:: TASK DIRECTIONS ::
Repeat each entry as written and leave the images out of the copy.

-- start --

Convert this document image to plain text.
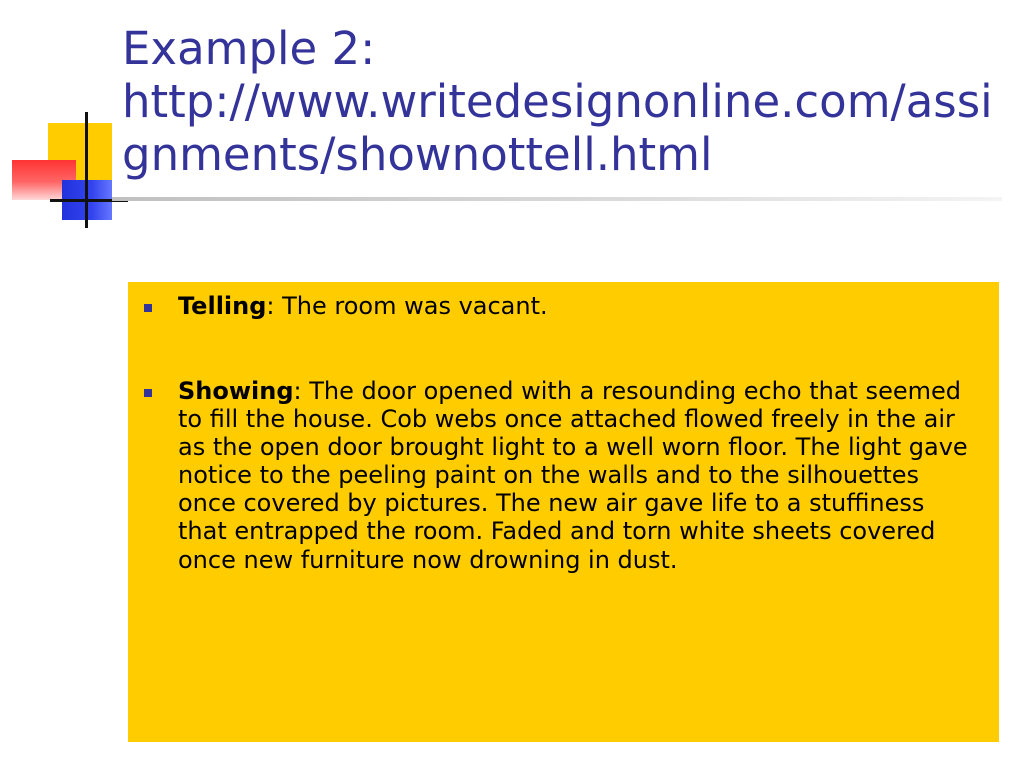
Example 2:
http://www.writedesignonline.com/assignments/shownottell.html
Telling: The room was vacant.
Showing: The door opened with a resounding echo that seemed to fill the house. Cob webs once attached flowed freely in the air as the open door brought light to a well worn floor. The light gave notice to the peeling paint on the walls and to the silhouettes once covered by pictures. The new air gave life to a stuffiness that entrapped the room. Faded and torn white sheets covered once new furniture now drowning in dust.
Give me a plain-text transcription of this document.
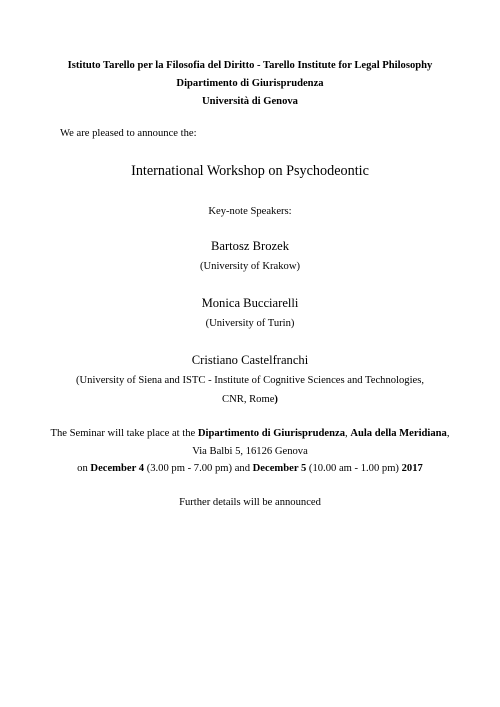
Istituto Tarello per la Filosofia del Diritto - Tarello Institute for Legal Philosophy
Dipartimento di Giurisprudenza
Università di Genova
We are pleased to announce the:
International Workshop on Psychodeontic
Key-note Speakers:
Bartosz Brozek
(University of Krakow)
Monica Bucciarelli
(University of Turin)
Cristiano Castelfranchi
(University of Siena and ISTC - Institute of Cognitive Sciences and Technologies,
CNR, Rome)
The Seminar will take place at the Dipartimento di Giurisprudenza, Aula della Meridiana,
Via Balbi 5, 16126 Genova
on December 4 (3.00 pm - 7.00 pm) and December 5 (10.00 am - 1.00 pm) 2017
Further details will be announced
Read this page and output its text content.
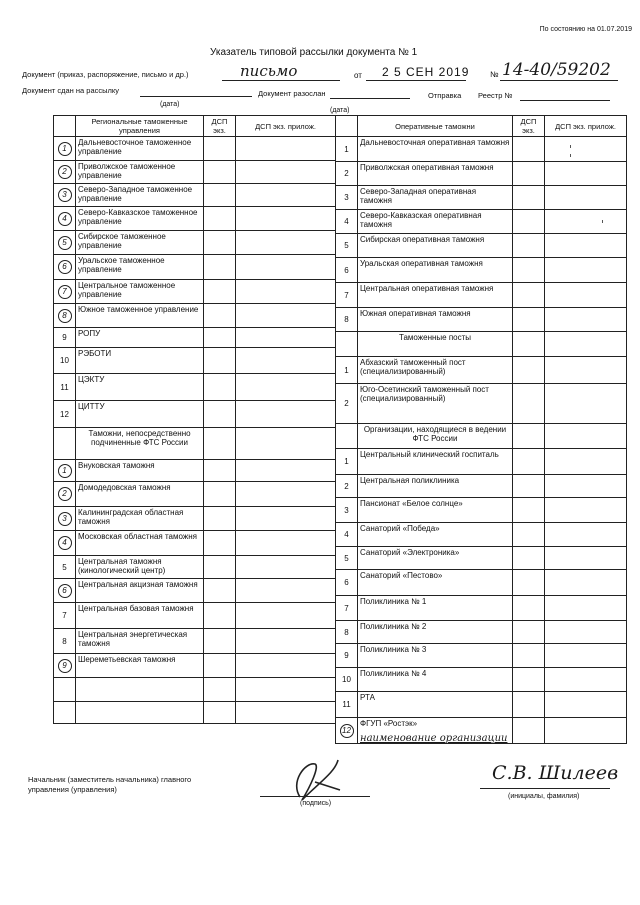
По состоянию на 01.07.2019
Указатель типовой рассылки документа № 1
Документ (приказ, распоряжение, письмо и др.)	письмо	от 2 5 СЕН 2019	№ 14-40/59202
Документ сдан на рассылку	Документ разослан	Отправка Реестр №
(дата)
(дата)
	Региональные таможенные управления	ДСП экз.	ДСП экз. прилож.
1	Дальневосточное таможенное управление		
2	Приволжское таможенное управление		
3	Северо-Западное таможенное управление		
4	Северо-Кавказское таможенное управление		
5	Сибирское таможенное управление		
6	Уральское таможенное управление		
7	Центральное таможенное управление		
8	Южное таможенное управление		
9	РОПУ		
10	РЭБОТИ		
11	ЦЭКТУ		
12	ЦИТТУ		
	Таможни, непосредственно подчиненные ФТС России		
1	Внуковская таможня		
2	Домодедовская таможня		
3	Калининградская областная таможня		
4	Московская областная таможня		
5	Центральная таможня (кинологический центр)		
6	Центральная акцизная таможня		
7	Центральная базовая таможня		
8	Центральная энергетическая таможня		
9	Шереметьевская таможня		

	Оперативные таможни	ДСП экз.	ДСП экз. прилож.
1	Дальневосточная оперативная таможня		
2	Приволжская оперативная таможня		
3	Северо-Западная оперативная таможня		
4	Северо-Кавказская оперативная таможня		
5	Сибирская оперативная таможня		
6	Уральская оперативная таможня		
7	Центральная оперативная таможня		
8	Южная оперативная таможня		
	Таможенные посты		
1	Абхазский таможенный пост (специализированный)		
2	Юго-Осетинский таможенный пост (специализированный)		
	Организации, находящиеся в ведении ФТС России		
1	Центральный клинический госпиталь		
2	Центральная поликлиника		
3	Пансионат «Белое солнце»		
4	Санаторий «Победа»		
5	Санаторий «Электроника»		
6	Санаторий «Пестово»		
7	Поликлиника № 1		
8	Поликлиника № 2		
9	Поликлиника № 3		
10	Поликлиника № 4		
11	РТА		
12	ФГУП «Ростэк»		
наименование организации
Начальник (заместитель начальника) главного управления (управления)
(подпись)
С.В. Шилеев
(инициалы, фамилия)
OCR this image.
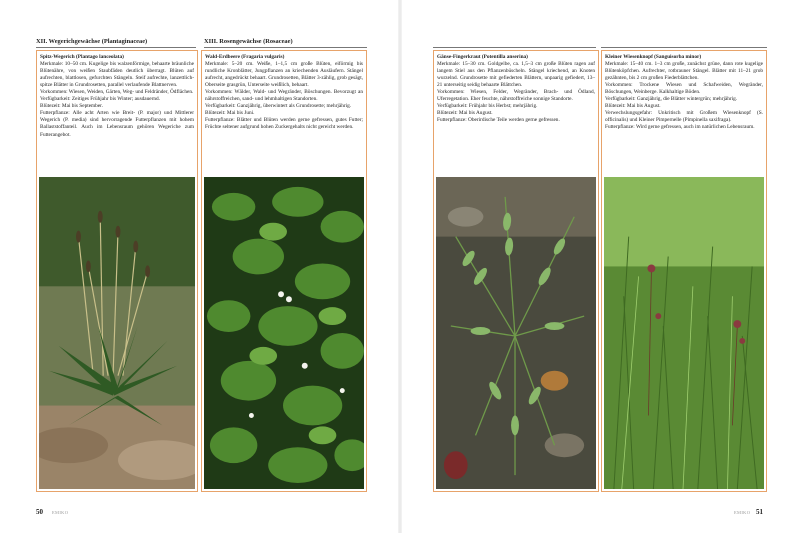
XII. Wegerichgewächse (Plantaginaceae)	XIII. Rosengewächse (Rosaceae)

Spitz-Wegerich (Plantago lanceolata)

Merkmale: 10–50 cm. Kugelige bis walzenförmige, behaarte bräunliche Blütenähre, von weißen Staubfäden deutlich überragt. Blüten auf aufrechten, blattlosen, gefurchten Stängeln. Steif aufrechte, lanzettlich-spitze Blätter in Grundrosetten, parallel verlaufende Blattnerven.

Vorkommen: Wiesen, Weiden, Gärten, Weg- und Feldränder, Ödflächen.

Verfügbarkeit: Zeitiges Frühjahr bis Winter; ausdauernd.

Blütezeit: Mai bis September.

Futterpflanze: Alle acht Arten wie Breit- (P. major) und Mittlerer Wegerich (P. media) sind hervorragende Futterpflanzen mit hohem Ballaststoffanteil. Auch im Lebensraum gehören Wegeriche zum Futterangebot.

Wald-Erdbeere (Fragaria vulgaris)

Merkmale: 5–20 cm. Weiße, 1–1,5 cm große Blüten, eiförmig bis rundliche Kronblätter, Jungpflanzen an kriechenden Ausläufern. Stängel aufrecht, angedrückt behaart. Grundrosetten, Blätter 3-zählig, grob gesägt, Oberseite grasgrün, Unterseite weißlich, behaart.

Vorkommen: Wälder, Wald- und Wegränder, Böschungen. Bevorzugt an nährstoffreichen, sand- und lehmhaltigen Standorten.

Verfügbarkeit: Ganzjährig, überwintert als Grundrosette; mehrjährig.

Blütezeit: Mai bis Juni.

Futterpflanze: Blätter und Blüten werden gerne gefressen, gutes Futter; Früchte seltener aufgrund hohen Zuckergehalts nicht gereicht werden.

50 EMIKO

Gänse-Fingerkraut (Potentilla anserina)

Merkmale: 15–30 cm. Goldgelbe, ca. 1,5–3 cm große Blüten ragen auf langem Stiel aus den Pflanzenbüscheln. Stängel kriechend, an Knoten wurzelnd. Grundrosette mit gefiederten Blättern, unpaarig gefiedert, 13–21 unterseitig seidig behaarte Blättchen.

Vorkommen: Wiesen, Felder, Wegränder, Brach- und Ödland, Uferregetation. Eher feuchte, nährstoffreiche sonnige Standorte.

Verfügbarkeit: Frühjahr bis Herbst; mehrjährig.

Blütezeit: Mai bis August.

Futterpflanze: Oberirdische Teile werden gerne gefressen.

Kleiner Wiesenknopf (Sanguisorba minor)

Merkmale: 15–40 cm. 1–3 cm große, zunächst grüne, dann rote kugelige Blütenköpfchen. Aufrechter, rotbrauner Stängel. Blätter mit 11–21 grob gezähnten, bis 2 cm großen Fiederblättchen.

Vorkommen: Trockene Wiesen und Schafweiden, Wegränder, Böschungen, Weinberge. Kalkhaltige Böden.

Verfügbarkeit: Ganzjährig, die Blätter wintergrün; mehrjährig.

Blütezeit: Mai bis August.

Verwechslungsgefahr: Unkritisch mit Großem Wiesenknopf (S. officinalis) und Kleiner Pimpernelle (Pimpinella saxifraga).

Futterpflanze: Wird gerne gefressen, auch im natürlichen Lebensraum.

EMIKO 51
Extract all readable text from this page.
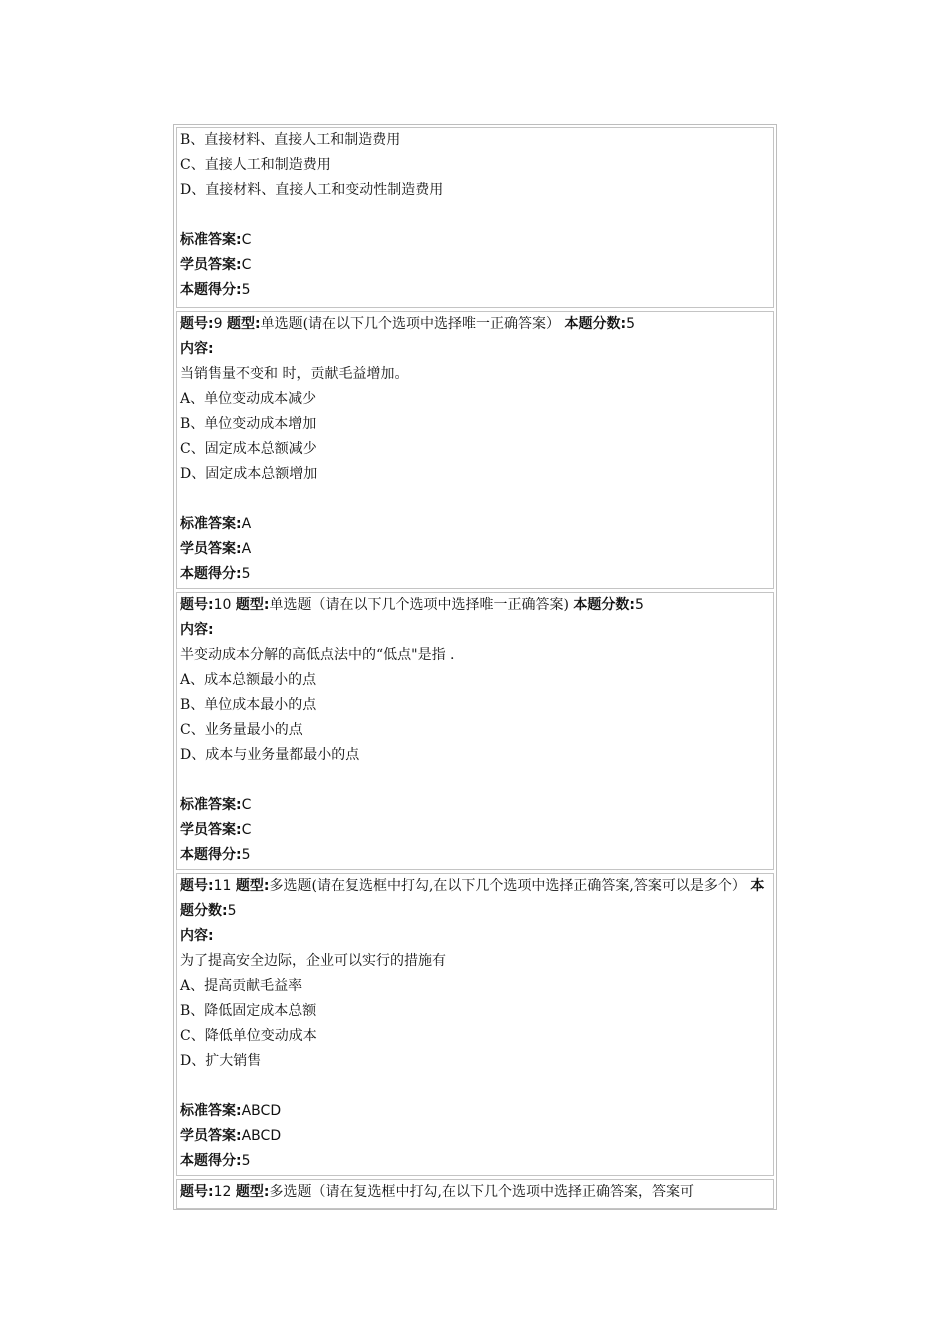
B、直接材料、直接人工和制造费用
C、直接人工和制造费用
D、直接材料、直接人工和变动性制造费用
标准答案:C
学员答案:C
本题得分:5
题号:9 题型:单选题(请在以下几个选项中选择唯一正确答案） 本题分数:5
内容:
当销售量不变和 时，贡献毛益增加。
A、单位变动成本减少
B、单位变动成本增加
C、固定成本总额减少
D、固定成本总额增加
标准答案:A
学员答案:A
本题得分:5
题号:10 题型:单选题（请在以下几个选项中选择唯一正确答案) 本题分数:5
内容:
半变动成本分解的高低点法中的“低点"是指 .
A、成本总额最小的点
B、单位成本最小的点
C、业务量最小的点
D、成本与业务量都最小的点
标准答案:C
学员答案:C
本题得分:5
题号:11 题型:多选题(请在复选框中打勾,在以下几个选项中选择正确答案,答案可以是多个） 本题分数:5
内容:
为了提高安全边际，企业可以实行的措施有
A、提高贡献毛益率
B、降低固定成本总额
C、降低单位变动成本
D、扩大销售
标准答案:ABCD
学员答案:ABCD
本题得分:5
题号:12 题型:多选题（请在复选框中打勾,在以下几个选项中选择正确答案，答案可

-- end --

:: SOLUTION FOR THIS PROBLEM ::
Convert this document image to plain text.
Example 2:
http://www.writedesignonline.com/assignments/shownottell.html
Telling: The room was vacant.
Showing: The door opened with a resounding echo that seemed to fill the house. Cob webs once attached flowed freely in the air as the open door brought light to a well worn floor. The light gave notice to the peeling paint on the walls and to the silhouettes once covered by pictures. The new air gave life to a stuffiness that entrapped the room. Faded and torn white sheets covered once new furniture now drowning in dust.
Give me a plain-text transcription of this document.
Istituto Tarello per la Filosofia del Diritto - Tarello Institute for Legal Philosophy
Dipartimento di Giurisprudenza
Università di Genova
We are pleased to announce the:
International Workshop on Psychodeontic
Key-note Speakers:
Bartosz Brozek
(University of Krakow)
Monica Bucciarelli
(University of Turin)
Cristiano Castelfranchi
(University of Siena and ISTC - Institute of Cognitive Sciences and Technologies,
CNR, Rome)
The Seminar will take place at the Dipartimento di Giurisprudenza, Aula della Meridiana,
Via Balbi 5, 16126 Genova
on December 4 (3.00 pm - 7.00 pm) and December 5 (10.00 am - 1.00 pm) 2017
Further details will be announced
Read this page and output its text content.
По состоянию на 01.07.2019
Указатель типовой рассылки документа № 1
Документ (приказ, распоряжение, письмо и др.)	письмо	от 2 5 СЕН 2019	№ 14-40/59202
Документ сдан на рассылку	Документ разослан	Отправка Реестр №
(дата)
(дата)
	Региональные таможенные управления	ДСП экз.	ДСП экз. прилож.
1	Дальневосточное таможенное управление		
2	Приволжское таможенное управление		
3	Северо-Западное таможенное управление		
4	Северо-Кавказское таможенное управление		
5	Сибирское таможенное управление		
6	Уральское таможенное управление		
7	Центральное таможенное управление		
8	Южное таможенное управление		
9	РОПУ		
10	РЭБОТИ		
11	ЦЭКТУ		
12	ЦИТТУ		
	Таможни, непосредственно подчиненные ФТС России		
1	Внуковская таможня		
2	Домодедовская таможня		
3	Калининградская областная таможня		
4	Московская областная таможня		
5	Центральная таможня (кинологический центр)		
6	Центральная акцизная таможня		
7	Центральная базовая таможня		
8	Центральная энергетическая таможня		
9	Шереметьевская таможня		

	Оперативные таможни	ДСП экз.	ДСП экз. прилож.
1	Дальневосточная оперативная таможня		
2	Приволжская оперативная таможня		
3	Северо-Западная оперативная таможня		
4	Северо-Кавказская оперативная таможня		
5	Сибирская оперативная таможня		
6	Уральская оперативная таможня		
7	Центральная оперативная таможня		
8	Южная оперативная таможня		
	Таможенные посты		
1	Абхазский таможенный пост (специализированный)		
2	Юго-Осетинский таможенный пост (специализированный)		
	Организации, находящиеся в ведении ФТС России		
1	Центральный клинический госпиталь		
2	Центральная поликлиника		
3	Пансионат «Белое солнце»		
4	Санаторий «Победа»		
5	Санаторий «Электроника»		
6	Санаторий «Пестово»		
7	Поликлиника № 1		
8	Поликлиника № 2		
9	Поликлиника № 3		
10	Поликлиника № 4		
11	РТА		
12	ФГУП «Ростэк»		
наименование организации
Начальник (заместитель начальника) главного управления (управления)
(подпись)
С.В. Шилеев
(инициалы, фамилия)
OCR this image.
XII. Wegerichgewächse (Plantaginaceae)	XIII. Rosengewächse (Rosaceae)

Spitz-Wegerich (Plantago lanceolata)

Merkmale: 10–50 cm. Kugelige bis walzenförmige, behaarte bräunliche Blütenähre, von weißen Staubfäden deutlich überragt. Blüten auf aufrechten, blattlosen, gefurchten Stängeln. Steif aufrechte, lanzettlich-spitze Blätter in Grundrosetten, parallel verlaufende Blattnerven.

Vorkommen: Wiesen, Weiden, Gärten, Weg- und Feldränder, Ödflächen.

Verfügbarkeit: Zeitiges Frühjahr bis Winter; ausdauernd.

Blütezeit: Mai bis September.

Futterpflanze: Alle acht Arten wie Breit- (P. major) und Mittlerer Wegerich (P. media) sind hervorragende Futterpflanzen mit hohem Ballaststoffanteil. Auch im Lebensraum gehören Wegeriche zum Futterangebot.

Wald-Erdbeere (Fragaria vulgaris)

Merkmale: 5–20 cm. Weiße, 1–1,5 cm große Blüten, eiförmig bis rundliche Kronblätter, Jungpflanzen an kriechenden Ausläufern. Stängel aufrecht, angedrückt behaart. Grundrosetten, Blätter 3-zählig, grob gesägt, Oberseite grasgrün, Unterseite weißlich, behaart.

Vorkommen: Wälder, Wald- und Wegränder, Böschungen. Bevorzugt an nährstoffreichen, sand- und lehmhaltigen Standorten.

Verfügbarkeit: Ganzjährig, überwintert als Grundrosette; mehrjährig.

Blütezeit: Mai bis Juni.

Futterpflanze: Blätter und Blüten werden gerne gefressen, gutes Futter; Früchte seltener aufgrund hohen Zuckergehalts nicht gereicht werden.

50 EMIKO

Gänse-Fingerkraut (Potentilla anserina)

Merkmale: 15–30 cm. Goldgelbe, ca. 1,5–3 cm große Blüten ragen auf langem Stiel aus den Pflanzenbüscheln. Stängel kriechend, an Knoten wurzelnd. Grundrosette mit gefiederten Blättern, unpaarig gefiedert, 13–21 unterseitig seidig behaarte Blättchen.

Vorkommen: Wiesen, Felder, Wegränder, Brach- und Ödland, Uferregetation. Eher feuchte, nährstoffreiche sonnige Standorte.

Verfügbarkeit: Frühjahr bis Herbst; mehrjährig.

Blütezeit: Mai bis August.

Futterpflanze: Oberirdische Teile werden gerne gefressen.

Kleiner Wiesenknopf (Sanguisorba minor)

Merkmale: 15–40 cm. 1–3 cm große, zunächst grüne, dann rote kugelige Blütenköpfchen. Aufrechter, rotbrauner Stängel. Blätter mit 11–21 grob gezähnten, bis 2 cm großen Fiederblättchen.

Vorkommen: Trockene Wiesen und Schafweiden, Wegränder, Böschungen, Weinberge. Kalkhaltige Böden.

Verfügbarkeit: Ganzjährig, die Blätter wintergrün; mehrjährig.

Blütezeit: Mai bis August.

Verwechslungsgefahr: Unkritisch mit Großem Wiesenknopf (S. officinalis) und Kleiner Pimpernelle (Pimpinella saxifraga).

Futterpflanze: Wird gerne gefressen, auch im natürlichen Lebensraum.

EMIKO 51
Extract all readable text from this page.
B、直接材料、直接人工和制造费用
C、直接人工和制造费用
D、直接材料、直接人工和变动性制造费用
标准答案:C
学员答案:C
本题得分:5
题号:9 题型:单选题(请在以下几个选项中选择唯一正确答案） 本题分数:5
内容:
当销售量不变和 时，贡献毛益增加。
A、单位变动成本减少
B、单位变动成本增加
C、固定成本总额减少
D、固定成本总额增加
标准答案:A
学员答案:A
本题得分:5
题号:10 题型:单选题（请在以下几个选项中选择唯一正确答案) 本题分数:5
内容:
半变动成本分解的高低点法中的“低点"是指 .
A、成本总额最小的点
B、单位成本最小的点
C、业务量最小的点
D、成本与业务量都最小的点
标准答案:C
学员答案:C
本题得分:5
题号:11 题型:多选题(请在复选框中打勾,在以下几个选项中选择正确答案,答案可以是多个） 本题分数:5
内容:
为了提高安全边际，企业可以实行的措施有
A、提高贡献毛益率
B、降低固定成本总额
C、降低单位变动成本
D、扩大销售
标准答案:ABCD
学员答案:ABCD
本题得分:5
题号:12 题型:多选题（请在复选框中打勾,在以下几个选项中选择正确答案，答案可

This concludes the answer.